• [YOUR INSTRUCTIONS] Transcribe the records in full, keeping every character as it is.

──────── DATA SECTION ────────

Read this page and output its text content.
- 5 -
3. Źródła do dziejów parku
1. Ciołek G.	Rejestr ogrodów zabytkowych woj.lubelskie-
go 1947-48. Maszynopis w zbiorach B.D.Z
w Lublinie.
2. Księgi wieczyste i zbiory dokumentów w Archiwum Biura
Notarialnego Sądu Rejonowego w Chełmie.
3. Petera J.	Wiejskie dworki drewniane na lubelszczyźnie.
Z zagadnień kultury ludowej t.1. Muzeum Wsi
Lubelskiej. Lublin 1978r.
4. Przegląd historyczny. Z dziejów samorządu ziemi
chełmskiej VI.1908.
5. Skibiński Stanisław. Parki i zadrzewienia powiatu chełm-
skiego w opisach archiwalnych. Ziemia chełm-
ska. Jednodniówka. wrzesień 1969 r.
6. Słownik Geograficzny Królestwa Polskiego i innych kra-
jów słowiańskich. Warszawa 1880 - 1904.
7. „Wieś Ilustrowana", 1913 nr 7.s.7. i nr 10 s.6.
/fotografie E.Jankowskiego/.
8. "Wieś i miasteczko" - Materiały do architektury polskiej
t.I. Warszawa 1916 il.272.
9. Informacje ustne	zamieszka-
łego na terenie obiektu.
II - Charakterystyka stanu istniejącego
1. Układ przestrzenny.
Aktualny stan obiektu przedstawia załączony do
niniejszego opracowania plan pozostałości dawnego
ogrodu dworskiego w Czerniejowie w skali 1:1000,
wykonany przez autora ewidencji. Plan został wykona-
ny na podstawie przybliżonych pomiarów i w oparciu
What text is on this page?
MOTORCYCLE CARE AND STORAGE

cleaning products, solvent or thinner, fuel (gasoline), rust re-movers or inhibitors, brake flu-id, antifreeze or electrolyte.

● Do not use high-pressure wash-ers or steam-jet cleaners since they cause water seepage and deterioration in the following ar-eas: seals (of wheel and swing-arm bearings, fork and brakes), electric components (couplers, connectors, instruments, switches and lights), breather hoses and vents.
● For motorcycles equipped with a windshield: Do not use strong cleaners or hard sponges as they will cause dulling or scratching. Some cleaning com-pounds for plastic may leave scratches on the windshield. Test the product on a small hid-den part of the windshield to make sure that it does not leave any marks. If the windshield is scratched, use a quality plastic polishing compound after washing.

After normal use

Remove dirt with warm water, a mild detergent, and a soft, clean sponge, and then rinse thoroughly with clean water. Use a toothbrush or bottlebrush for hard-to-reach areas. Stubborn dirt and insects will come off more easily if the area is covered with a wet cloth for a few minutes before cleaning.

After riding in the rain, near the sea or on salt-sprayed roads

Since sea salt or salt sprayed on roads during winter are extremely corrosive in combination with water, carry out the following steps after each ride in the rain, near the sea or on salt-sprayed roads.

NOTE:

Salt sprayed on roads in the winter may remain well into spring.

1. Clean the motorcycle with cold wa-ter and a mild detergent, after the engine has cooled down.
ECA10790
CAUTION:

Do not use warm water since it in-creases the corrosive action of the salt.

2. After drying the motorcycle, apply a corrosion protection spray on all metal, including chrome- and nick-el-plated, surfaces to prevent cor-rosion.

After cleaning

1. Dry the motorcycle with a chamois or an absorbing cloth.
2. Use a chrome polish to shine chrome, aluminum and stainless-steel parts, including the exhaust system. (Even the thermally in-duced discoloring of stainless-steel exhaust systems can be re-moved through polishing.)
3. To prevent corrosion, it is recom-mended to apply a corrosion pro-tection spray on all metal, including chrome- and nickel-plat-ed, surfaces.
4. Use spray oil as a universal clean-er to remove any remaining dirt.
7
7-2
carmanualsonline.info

────────

• [ANSWER TO THE EXERCISE]
Read this page and output its text content.
- 5 -
3. Źródła do dziejów parku
1. Ciołek G.	Rejestr ogrodów zabytkowych woj.lubelskie-
go 1947-48. Maszynopis w zbiorach B.D.Z
w Lublinie.
2. Księgi wieczyste i zbiory dokumentów w Archiwum Biura
Notarialnego Sądu Rejonowego w Chełmie.
3. Petera J.	Wiejskie dworki drewniane na lubelszczyźnie.
Z zagadnień kultury ludowej t.1. Muzeum Wsi
Lubelskiej. Lublin 1978r.
4. Przegląd historyczny. Z dziejów samorządu ziemi
chełmskiej VI.1908.
5. Skibiński Stanisław. Parki i zadrzewienia powiatu chełm-
skiego w opisach archiwalnych. Ziemia chełm-
ska. Jednodniówka. wrzesień 1969 r.
6. Słownik Geograficzny Królestwa Polskiego i innych kra-
jów słowiańskich. Warszawa 1880 - 1904.
7. „Wieś Ilustrowana", 1913 nr 7.s.7. i nr 10 s.6.
/fotografie E.Jankowskiego/.
8. "Wieś i miasteczko" - Materiały do architektury polskiej
t.I. Warszawa 1916 il.272.
9. Informacje ustne	zamieszka-
łego na terenie obiektu.
II - Charakterystyka stanu istniejącego
1. Układ przestrzenny.
Aktualny stan obiektu przedstawia załączony do
niniejszego opracowania plan pozostałości dawnego
ogrodu dworskiego w Czerniejowie w skali 1:1000,
wykonany przez autora ewidencji. Plan został wykona-
ny na podstawie przybliżonych pomiarów i w oparciu
What text is on this page?
MOTORCYCLE CARE AND STORAGE

cleaning products, solvent or thinner, fuel (gasoline), rust re-movers or inhibitors, brake flu-id, antifreeze or electrolyte.

● Do not use high-pressure wash-ers or steam-jet cleaners since they cause water seepage and deterioration in the following ar-eas: seals (of wheel and swing-arm bearings, fork and brakes), electric components (couplers, connectors, instruments, switches and lights), breather hoses and vents.
● For motorcycles equipped with a windshield: Do not use strong cleaners or hard sponges as they will cause dulling or scratching. Some cleaning com-pounds for plastic may leave scratches on the windshield. Test the product on a small hid-den part of the windshield to make sure that it does not leave any marks. If the windshield is scratched, use a quality plastic polishing compound after washing.

After normal use

Remove dirt with warm water, a mild detergent, and a soft, clean sponge, and then rinse thoroughly with clean water. Use a toothbrush or bottlebrush for hard-to-reach areas. Stubborn dirt and insects will come off more easily if the area is covered with a wet cloth for a few minutes before cleaning.

After riding in the rain, near the sea or on salt-sprayed roads

Since sea salt or salt sprayed on roads during winter are extremely corrosive in combination with water, carry out the following steps after each ride in the rain, near the sea or on salt-sprayed roads.

NOTE:

Salt sprayed on roads in the winter may remain well into spring.

1. Clean the motorcycle with cold wa-ter and a mild detergent, after the engine has cooled down.
ECA10790
CAUTION:

Do not use warm water since it in-creases the corrosive action of the salt.

2. After drying the motorcycle, apply a corrosion protection spray on all metal, including chrome- and nick-el-plated, surfaces to prevent cor-rosion.

After cleaning

1. Dry the motorcycle with a chamois or an absorbing cloth.
2. Use a chrome polish to shine chrome, aluminum and stainless-steel parts, including the exhaust system. (Even the thermally in-duced discoloring of stainless-steel exhaust systems can be re-moved through polishing.)
3. To prevent corrosion, it is recom-mended to apply a corrosion pro-tection spray on all metal, including chrome- and nickel-plat-ed, surfaces.
4. Use spray oil as a universal clean-er to remove any remaining dirt.
7
7-2
carmanualsonline.info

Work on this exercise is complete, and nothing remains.